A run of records
########

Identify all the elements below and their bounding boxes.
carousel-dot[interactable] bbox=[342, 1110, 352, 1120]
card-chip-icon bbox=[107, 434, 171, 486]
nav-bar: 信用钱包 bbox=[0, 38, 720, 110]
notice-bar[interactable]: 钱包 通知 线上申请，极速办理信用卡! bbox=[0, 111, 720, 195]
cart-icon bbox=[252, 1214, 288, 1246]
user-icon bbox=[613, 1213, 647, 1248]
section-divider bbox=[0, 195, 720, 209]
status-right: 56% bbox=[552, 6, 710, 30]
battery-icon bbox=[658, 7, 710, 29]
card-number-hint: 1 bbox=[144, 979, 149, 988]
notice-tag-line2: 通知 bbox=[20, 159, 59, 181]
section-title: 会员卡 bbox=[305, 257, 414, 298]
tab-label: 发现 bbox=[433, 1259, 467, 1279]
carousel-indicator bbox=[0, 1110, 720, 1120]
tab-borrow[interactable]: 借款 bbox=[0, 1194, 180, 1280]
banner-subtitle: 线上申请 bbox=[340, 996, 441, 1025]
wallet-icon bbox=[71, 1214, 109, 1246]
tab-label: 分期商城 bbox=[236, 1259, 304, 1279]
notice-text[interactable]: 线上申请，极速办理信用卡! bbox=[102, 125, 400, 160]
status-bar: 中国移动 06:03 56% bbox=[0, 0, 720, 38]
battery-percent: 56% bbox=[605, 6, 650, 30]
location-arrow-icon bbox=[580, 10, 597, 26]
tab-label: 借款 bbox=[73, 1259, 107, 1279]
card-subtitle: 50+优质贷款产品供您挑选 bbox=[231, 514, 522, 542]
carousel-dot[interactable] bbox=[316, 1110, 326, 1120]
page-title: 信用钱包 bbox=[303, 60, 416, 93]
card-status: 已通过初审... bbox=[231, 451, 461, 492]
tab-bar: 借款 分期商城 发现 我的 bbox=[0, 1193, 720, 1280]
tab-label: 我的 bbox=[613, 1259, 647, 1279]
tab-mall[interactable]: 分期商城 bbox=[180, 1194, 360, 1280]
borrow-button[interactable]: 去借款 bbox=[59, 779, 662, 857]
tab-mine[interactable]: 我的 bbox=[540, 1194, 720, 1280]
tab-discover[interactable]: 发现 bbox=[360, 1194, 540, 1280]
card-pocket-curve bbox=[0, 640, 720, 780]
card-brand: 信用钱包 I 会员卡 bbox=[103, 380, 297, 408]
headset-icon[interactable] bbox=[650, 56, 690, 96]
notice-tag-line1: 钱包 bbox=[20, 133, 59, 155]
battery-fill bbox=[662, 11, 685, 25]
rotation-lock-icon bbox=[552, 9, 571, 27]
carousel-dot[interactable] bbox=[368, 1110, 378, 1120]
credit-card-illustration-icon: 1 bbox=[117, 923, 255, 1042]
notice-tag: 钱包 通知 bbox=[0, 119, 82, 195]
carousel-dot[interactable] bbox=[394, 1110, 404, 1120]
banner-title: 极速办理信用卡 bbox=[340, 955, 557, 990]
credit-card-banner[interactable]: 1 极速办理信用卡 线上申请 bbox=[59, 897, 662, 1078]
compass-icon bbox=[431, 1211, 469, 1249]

########

→ **Problem details**
Arrange each line of the records above as a JSON list of strings, one string per line, with blank lines left out.

→ **Output below**
[
  "Identify all the elements below and their bounding boxes.",
  "carousel-dot[interactable] bbox=[342, 1110, 352, 1120]",
  "card-chip-icon bbox=[107, 434, 171, 486]",
  "nav-bar: 信用钱包 bbox=[0, 38, 720, 110]",
  "notice-bar[interactable]: 钱包 通知 线上申请，极速办理信用卡! bbox=[0, 111, 720, 195]",
  "cart-icon bbox=[252, 1214, 288, 1246]",
  "user-icon bbox=[613, 1213, 647, 1248]",
  "section-divider bbox=[0, 195, 720, 209]",
  "status-right: 56% bbox=[552, 6, 710, 30]",
  "battery-icon bbox=[658, 7, 710, 29]",
  "card-number-hint: 1 bbox=[144, 979, 149, 988]",
  "notice-tag-line2: 通知 bbox=[20, 159, 59, 181]",
  "section-title: 会员卡 bbox=[305, 257, 414, 298]",
  "tab-label: 发现 bbox=[433, 1259, 467, 1279]",
  "carousel-indicator bbox=[0, 1110, 720, 1120]",
  "tab-borrow[interactable]: 借款 bbox=[0, 1194, 180, 1280]",
  "banner-subtitle: 线上申请 bbox=[340, 996, 441, 1025]",
  "wallet-icon bbox=[71, 1214, 109, 1246]",
  "tab-label: 分期商城 bbox=[236, 1259, 304, 1279]",
  "notice-text[interactable]: 线上申请，极速办理信用卡! bbox=[102, 125, 400, 160]",
  "status-bar: 中国移动 06:03 56% bbox=[0, 0, 720, 38]",
  "battery-percent: 56% bbox=[605, 6, 650, 30]",
  "location-arrow-icon bbox=[580, 10, 597, 26]",
  "tab-label: 借款 bbox=[73, 1259, 107, 1279]",
  "card-subtitle: 50+优质贷款产品供您挑选 bbox=[231, 514, 522, 542]",
  "carousel-dot[interactable] bbox=[316, 1110, 326, 1120]",
  "page-title: 信用钱包 bbox=[303, 60, 416, 93]",
  "card-status: 已通过初审... bbox=[231, 451, 461, 492]",
  "tab-bar: 借款 分期商城 发现 我的 bbox=[0, 1193, 720, 1280]",
  "tab-label: 我的 bbox=[613, 1259, 647, 1279]",
  "tab-mall[interactable]: 分期商城 bbox=[180, 1194, 360, 1280]",
  "borrow-button[interactable]: 去借款 bbox=[59, 779, 662, 857]",
  "tab-mine[interactable]: 我的 bbox=[540, 1194, 720, 1280]",
  "tab-discover[interactable]: 发现 bbox=[360, 1194, 540, 1280]",
  "card-pocket-curve bbox=[0, 640, 720, 780]",
  "card-brand: 信用钱包 I 会员卡 bbox=[103, 380, 297, 408]",
  "headset-icon[interactable] bbox=[650, 56, 690, 96]",
  "notice-tag-line1: 钱包 bbox=[20, 133, 59, 155]",
  "battery-fill bbox=[662, 11, 685, 25]",
  "rotation-lock-icon bbox=[552, 9, 571, 27]",
  "carousel-dot[interactable] bbox=[368, 1110, 378, 1120]",
  "credit-card-illustration-icon: 1 bbox=[117, 923, 255, 1042]",
  "notice-tag: 钱包 通知 bbox=[0, 119, 82, 195]",
  "carousel-dot[interactable] bbox=[394, 1110, 404, 1120]",
  "banner-title: 极速办理信用卡 bbox=[340, 955, 557, 990]",
  "credit-card-banner[interactable]: 1 极速办理信用卡 线上申请 bbox=[59, 897, 662, 1078]",
  "compass-icon bbox=[431, 1211, 469, 1249]"
]